What to produce ▸ Return the records in full, exactly as given.

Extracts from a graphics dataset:
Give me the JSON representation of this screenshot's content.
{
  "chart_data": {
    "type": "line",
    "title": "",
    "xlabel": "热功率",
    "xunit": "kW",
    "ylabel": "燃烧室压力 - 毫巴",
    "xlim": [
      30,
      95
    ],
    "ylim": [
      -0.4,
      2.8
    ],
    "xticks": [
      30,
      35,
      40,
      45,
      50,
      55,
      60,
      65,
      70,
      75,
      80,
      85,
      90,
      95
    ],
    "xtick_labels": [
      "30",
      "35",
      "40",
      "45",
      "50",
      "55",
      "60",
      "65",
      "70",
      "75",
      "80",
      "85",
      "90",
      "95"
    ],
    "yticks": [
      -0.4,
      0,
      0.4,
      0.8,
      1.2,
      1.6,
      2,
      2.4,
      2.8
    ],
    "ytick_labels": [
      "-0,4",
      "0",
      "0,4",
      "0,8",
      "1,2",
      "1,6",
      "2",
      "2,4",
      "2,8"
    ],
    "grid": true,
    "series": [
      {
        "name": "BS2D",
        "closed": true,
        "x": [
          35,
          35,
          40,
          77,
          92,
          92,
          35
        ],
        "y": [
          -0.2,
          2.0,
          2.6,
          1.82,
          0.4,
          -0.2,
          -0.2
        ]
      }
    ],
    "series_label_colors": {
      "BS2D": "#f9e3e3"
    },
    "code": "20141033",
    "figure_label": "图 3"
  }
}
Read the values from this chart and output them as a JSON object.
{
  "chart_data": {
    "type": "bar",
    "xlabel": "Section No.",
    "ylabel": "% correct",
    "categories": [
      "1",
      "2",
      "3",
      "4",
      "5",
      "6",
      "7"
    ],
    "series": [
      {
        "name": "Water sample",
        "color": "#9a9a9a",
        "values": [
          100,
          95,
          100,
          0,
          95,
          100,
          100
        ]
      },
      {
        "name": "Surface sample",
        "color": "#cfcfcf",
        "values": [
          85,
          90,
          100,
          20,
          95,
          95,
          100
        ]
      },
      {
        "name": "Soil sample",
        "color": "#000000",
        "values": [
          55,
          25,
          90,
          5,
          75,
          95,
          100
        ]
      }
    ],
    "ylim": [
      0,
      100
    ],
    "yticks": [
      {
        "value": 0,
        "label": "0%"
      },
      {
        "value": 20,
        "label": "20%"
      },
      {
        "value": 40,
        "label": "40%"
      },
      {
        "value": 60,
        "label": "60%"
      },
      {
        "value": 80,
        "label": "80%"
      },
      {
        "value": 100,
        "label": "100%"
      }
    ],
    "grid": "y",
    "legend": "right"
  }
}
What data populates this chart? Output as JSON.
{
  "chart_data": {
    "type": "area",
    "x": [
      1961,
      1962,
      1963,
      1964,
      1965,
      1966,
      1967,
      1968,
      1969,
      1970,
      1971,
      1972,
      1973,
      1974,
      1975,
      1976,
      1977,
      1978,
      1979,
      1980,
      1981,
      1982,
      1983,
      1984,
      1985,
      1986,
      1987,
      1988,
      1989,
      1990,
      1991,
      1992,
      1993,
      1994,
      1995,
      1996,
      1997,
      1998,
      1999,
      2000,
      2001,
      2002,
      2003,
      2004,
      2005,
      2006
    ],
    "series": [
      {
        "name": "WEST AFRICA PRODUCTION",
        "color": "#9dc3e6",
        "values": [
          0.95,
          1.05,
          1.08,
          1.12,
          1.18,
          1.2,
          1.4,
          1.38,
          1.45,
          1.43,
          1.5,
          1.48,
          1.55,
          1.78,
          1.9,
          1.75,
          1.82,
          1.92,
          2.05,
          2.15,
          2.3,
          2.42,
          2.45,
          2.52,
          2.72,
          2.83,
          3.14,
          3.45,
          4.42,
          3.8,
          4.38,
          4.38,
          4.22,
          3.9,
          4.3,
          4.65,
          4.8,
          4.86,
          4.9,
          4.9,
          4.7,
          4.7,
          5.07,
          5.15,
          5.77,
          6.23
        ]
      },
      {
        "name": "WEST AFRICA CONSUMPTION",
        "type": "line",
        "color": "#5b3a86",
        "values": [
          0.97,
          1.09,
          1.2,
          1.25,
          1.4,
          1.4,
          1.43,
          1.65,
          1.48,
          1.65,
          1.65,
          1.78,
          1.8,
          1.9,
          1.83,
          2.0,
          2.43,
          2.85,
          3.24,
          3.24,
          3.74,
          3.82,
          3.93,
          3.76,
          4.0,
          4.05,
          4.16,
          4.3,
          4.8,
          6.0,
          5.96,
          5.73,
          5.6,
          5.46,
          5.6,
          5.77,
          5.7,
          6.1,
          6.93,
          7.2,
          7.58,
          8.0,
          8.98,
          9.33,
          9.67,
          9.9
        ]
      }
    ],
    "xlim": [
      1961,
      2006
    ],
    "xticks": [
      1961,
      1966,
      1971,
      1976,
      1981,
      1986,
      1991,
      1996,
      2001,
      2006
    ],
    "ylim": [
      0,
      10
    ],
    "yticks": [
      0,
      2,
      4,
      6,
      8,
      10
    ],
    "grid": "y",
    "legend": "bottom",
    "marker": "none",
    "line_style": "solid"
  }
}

Reply to the task ▸
Give me the JSON representation of this screenshot's content.
{
  "chart_data": {
    "type": "line",
    "title": "",
    "xlabel": "热功率",
    "xunit": "kW",
    "ylabel": "燃烧室压力 - 毫巴",
    "xlim": [
      30,
      95
    ],
    "ylim": [
      -0.4,
      2.8
    ],
    "xticks": [
      30,
      35,
      40,
      45,
      50,
      55,
      60,
      65,
      70,
      75,
      80,
      85,
      90,
      95
    ],
    "xtick_labels": [
      "30",
      "35",
      "40",
      "45",
      "50",
      "55",
      "60",
      "65",
      "70",
      "75",
      "80",
      "85",
      "90",
      "95"
    ],
    "yticks": [
      -0.4,
      0,
      0.4,
      0.8,
      1.2,
      1.6,
      2,
      2.4,
      2.8
    ],
    "ytick_labels": [
      "-0,4",
      "0",
      "0,4",
      "0,8",
      "1,2",
      "1,6",
      "2",
      "2,4",
      "2,8"
    ],
    "grid": true,
    "series": [
      {
        "name": "BS2D",
        "closed": true,
        "x": [
          35,
          35,
          40,
          77,
          92,
          92,
          35
        ],
        "y": [
          -0.2,
          2.0,
          2.6,
          1.82,
          0.4,
          -0.2,
          -0.2
        ]
      }
    ],
    "series_label_colors": {
      "BS2D": "#f9e3e3"
    },
    "code": "20141033",
    "figure_label": "图 3"
  }
}
Read the values from this chart and output them as a JSON object.
{
  "chart_data": {
    "type": "bar",
    "xlabel": "Section No.",
    "ylabel": "% correct",
    "categories": [
      "1",
      "2",
      "3",
      "4",
      "5",
      "6",
      "7"
    ],
    "series": [
      {
        "name": "Water sample",
        "color": "#9a9a9a",
        "values": [
          100,
          95,
          100,
          0,
          95,
          100,
          100
        ]
      },
      {
        "name": "Surface sample",
        "color": "#cfcfcf",
        "values": [
          85,
          90,
          100,
          20,
          95,
          95,
          100
        ]
      },
      {
        "name": "Soil sample",
        "color": "#000000",
        "values": [
          55,
          25,
          90,
          5,
          75,
          95,
          100
        ]
      }
    ],
    "ylim": [
      0,
      100
    ],
    "yticks": [
      {
        "value": 0,
        "label": "0%"
      },
      {
        "value": 20,
        "label": "20%"
      },
      {
        "value": 40,
        "label": "40%"
      },
      {
        "value": 60,
        "label": "60%"
      },
      {
        "value": 80,
        "label": "80%"
      },
      {
        "value": 100,
        "label": "100%"
      }
    ],
    "grid": "y",
    "legend": "right"
  }
}
What data populates this chart? Output as JSON.
{
  "chart_data": {
    "type": "area",
    "x": [
      1961,
      1962,
      1963,
      1964,
      1965,
      1966,
      1967,
      1968,
      1969,
      1970,
      1971,
      1972,
      1973,
      1974,
      1975,
      1976,
      1977,
      1978,
      1979,
      1980,
      1981,
      1982,
      1983,
      1984,
      1985,
      1986,
      1987,
      1988,
      1989,
      1990,
      1991,
      1992,
      1993,
      1994,
      1995,
      1996,
      1997,
      1998,
      1999,
      2000,
      2001,
      2002,
      2003,
      2004,
      2005,
      2006
    ],
    "series": [
      {
        "name": "WEST AFRICA PRODUCTION",
        "color": "#9dc3e6",
        "values": [
          0.95,
          1.05,
          1.08,
          1.12,
          1.18,
          1.2,
          1.4,
          1.38,
          1.45,
          1.43,
          1.5,
          1.48,
          1.55,
          1.78,
          1.9,
          1.75,
          1.82,
          1.92,
          2.05,
          2.15,
          2.3,
          2.42,
          2.45,
          2.52,
          2.72,
          2.83,
          3.14,
          3.45,
          4.42,
          3.8,
          4.38,
          4.38,
          4.22,
          3.9,
          4.3,
          4.65,
          4.8,
          4.86,
          4.9,
          4.9,
          4.7,
          4.7,
          5.07,
          5.15,
          5.77,
          6.23
        ]
      },
      {
        "name": "WEST AFRICA CONSUMPTION",
        "type": "line",
        "color": "#5b3a86",
        "values": [
          0.97,
          1.09,
          1.2,
          1.25,
          1.4,
          1.4,
          1.43,
          1.65,
          1.48,
          1.65,
          1.65,
          1.78,
          1.8,
          1.9,
          1.83,
          2.0,
          2.43,
          2.85,
          3.24,
          3.24,
          3.74,
          3.82,
          3.93,
          3.76,
          4.0,
          4.05,
          4.16,
          4.3,
          4.8,
          6.0,
          5.96,
          5.73,
          5.6,
          5.46,
          5.6,
          5.77,
          5.7,
          6.1,
          6.93,
          7.2,
          7.58,
          8.0,
          8.98,
          9.33,
          9.67,
          9.9
        ]
      }
    ],
    "xlim": [
      1961,
      2006
    ],
    "xticks": [
      1961,
      1966,
      1971,
      1976,
      1981,
      1986,
      1991,
      1996,
      2001,
      2006
    ],
    "ylim": [
      0,
      10
    ],
    "yticks": [
      0,
      2,
      4,
      6,
      8,
      10
    ],
    "grid": "y",
    "legend": "bottom",
    "marker": "none",
    "line_style": "solid"
  }
}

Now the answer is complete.